• What this task involves: Write the listing below out again exactly, dropping the images.

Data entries
• • • •

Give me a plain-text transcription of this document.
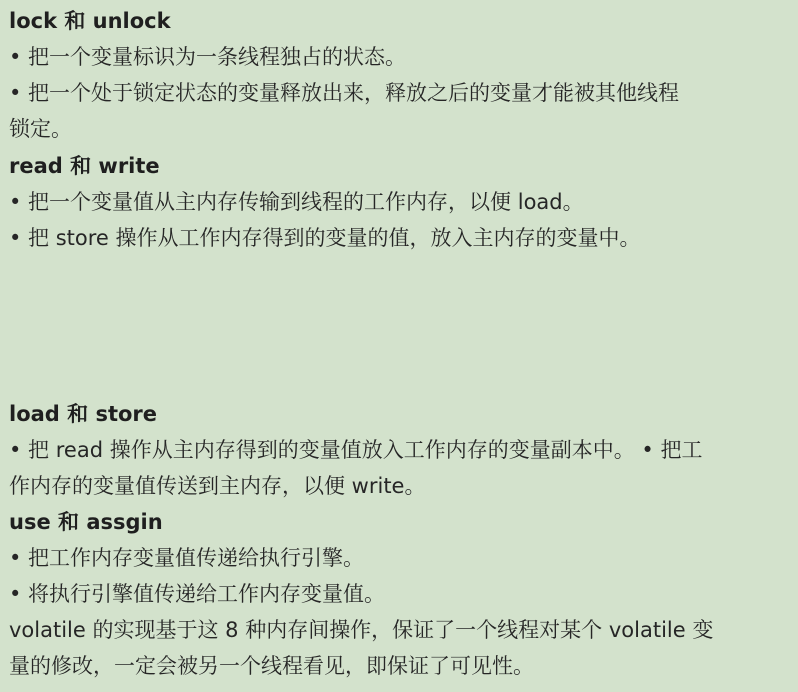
lock 和 unlock
• 把一个变量标识为一条线程独占的状态。
• 把一个处于锁定状态的变量释放出来，释放之后的变量才能被其他线程
锁定。
read 和 write
• 把一个变量值从主内存传输到线程的工作内存，以便 load。
• 把 store 操作从工作内存得到的变量的值，放入主内存的变量中。
load 和 store
• 把 read 操作从主内存得到的变量值放入工作内存的变量副本中。 • 把工
作内存的变量值传送到主内存，以便 write。
use 和 assgin
• 把工作内存变量值传递给执行引擎。
• 将执行引擎值传递给工作内存变量值。
volatile 的实现基于这 8 种内存间操作，保证了一个线程对某个 volatile 变
量的修改，一定会被另一个线程看见，即保证了可见性。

• • • •

• Worked answer:
Give me a plain-text transcription of this document.
lock 和 unlock
• 把一个变量标识为一条线程独占的状态。
• 把一个处于锁定状态的变量释放出来，释放之后的变量才能被其他线程
锁定。
read 和 write
• 把一个变量值从主内存传输到线程的工作内存，以便 load。
• 把 store 操作从工作内存得到的变量的值，放入主内存的变量中。
load 和 store
• 把 read 操作从主内存得到的变量值放入工作内存的变量副本中。 • 把工
作内存的变量值传送到主内存，以便 write。
use 和 assgin
• 把工作内存变量值传递给执行引擎。
• 将执行引擎值传递给工作内存变量值。
volatile 的实现基于这 8 种内存间操作，保证了一个线程对某个 volatile 变
量的修改，一定会被另一个线程看见，即保证了可见性。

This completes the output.